*The task*: Return a copy of every line in the records that includes the word "What".

····················

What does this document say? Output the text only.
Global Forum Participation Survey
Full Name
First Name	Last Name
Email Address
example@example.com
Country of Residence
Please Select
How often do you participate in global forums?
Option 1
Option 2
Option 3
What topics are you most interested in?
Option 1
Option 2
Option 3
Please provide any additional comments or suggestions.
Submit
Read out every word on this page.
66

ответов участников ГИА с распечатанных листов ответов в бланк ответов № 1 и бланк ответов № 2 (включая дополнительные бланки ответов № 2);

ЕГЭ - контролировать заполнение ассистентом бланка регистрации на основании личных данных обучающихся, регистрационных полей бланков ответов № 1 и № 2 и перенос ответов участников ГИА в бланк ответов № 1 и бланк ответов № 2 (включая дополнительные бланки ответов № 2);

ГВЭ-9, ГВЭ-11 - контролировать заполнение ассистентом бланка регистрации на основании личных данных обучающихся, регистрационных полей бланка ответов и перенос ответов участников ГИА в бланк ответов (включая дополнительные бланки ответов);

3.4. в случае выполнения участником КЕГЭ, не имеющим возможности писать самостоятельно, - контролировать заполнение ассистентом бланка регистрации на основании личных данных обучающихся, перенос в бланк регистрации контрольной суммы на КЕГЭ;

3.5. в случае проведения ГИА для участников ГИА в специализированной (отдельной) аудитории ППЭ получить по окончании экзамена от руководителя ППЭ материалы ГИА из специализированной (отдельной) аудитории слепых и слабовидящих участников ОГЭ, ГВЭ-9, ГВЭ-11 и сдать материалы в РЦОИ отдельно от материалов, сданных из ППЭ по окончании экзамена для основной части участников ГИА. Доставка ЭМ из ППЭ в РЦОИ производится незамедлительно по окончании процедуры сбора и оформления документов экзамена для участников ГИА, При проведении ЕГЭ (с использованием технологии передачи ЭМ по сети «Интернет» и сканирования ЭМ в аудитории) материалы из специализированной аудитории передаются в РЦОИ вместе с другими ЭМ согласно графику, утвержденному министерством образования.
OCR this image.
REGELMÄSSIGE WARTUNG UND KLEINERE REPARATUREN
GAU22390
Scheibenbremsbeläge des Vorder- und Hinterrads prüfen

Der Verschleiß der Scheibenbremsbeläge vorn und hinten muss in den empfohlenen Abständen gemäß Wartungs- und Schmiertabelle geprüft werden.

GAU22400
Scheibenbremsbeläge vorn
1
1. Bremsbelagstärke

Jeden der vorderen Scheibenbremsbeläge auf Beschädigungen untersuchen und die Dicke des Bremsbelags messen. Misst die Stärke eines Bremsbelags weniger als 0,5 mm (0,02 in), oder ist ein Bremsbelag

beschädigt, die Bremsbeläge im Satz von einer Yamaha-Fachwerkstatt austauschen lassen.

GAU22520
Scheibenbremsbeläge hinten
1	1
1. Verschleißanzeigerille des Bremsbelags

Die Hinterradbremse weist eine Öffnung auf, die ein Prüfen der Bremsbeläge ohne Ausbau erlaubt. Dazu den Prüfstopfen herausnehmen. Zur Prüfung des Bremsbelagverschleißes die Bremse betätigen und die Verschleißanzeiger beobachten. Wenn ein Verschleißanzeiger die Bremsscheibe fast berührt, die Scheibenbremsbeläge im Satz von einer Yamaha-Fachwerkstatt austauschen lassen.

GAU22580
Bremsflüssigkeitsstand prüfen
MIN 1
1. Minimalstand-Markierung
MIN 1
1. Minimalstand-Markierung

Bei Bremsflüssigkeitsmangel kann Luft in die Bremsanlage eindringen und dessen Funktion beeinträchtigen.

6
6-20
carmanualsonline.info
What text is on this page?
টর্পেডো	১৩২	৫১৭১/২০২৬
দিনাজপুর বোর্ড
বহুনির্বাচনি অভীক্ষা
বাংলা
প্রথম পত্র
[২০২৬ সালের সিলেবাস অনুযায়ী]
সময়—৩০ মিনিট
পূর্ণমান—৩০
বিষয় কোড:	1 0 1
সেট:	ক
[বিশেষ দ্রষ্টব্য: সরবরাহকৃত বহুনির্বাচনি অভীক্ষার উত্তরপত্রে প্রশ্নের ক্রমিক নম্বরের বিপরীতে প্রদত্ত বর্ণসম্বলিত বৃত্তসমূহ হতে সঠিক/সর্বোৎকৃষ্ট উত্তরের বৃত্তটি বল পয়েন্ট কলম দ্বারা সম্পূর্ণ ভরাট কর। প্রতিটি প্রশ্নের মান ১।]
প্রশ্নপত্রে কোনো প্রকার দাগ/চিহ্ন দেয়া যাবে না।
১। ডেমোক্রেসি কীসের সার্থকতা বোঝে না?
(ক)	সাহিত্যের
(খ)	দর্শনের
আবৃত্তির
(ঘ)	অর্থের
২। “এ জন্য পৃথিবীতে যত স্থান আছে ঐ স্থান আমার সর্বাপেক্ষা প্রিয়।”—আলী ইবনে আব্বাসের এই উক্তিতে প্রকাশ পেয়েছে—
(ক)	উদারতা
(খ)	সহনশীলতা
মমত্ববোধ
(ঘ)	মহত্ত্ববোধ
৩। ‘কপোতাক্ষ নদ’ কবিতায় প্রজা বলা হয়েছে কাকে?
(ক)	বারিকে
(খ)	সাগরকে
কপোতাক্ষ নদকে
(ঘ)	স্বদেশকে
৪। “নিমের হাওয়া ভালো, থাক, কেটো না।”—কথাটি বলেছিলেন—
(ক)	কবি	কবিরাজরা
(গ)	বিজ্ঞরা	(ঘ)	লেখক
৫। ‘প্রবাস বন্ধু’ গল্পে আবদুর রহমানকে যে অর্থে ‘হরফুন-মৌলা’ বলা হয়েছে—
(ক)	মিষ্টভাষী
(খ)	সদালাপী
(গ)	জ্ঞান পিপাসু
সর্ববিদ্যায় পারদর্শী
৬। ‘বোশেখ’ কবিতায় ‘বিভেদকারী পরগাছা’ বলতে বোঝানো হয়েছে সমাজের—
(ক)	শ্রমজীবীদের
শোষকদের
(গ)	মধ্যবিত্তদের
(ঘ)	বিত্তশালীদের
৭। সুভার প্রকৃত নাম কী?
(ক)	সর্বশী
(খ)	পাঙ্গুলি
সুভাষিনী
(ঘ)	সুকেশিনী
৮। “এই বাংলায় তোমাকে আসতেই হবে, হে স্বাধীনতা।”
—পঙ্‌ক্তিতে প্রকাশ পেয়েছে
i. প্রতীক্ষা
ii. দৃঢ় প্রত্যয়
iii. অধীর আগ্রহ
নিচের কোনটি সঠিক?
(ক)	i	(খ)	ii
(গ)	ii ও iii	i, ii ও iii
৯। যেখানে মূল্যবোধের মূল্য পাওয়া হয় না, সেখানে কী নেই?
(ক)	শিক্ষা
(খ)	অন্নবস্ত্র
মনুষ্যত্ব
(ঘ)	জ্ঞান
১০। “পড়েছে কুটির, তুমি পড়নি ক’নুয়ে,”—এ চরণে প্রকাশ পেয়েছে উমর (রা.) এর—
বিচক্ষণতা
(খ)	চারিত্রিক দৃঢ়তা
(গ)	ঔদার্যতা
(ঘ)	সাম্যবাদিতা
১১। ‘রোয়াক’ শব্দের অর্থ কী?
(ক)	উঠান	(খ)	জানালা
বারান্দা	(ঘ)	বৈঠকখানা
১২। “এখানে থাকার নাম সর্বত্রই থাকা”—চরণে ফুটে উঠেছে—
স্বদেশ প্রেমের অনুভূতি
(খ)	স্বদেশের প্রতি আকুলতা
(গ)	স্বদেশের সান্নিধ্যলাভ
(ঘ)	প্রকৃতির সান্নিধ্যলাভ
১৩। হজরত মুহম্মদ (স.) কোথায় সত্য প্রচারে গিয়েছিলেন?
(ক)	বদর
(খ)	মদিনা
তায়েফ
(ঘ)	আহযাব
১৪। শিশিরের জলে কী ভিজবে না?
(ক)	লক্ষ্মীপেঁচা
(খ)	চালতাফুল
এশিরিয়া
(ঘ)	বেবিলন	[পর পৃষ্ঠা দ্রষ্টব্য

····················

*Answer for this exercise*:
What does this document say? Output the text only.
What topics are you most interested in?
What text is on this page?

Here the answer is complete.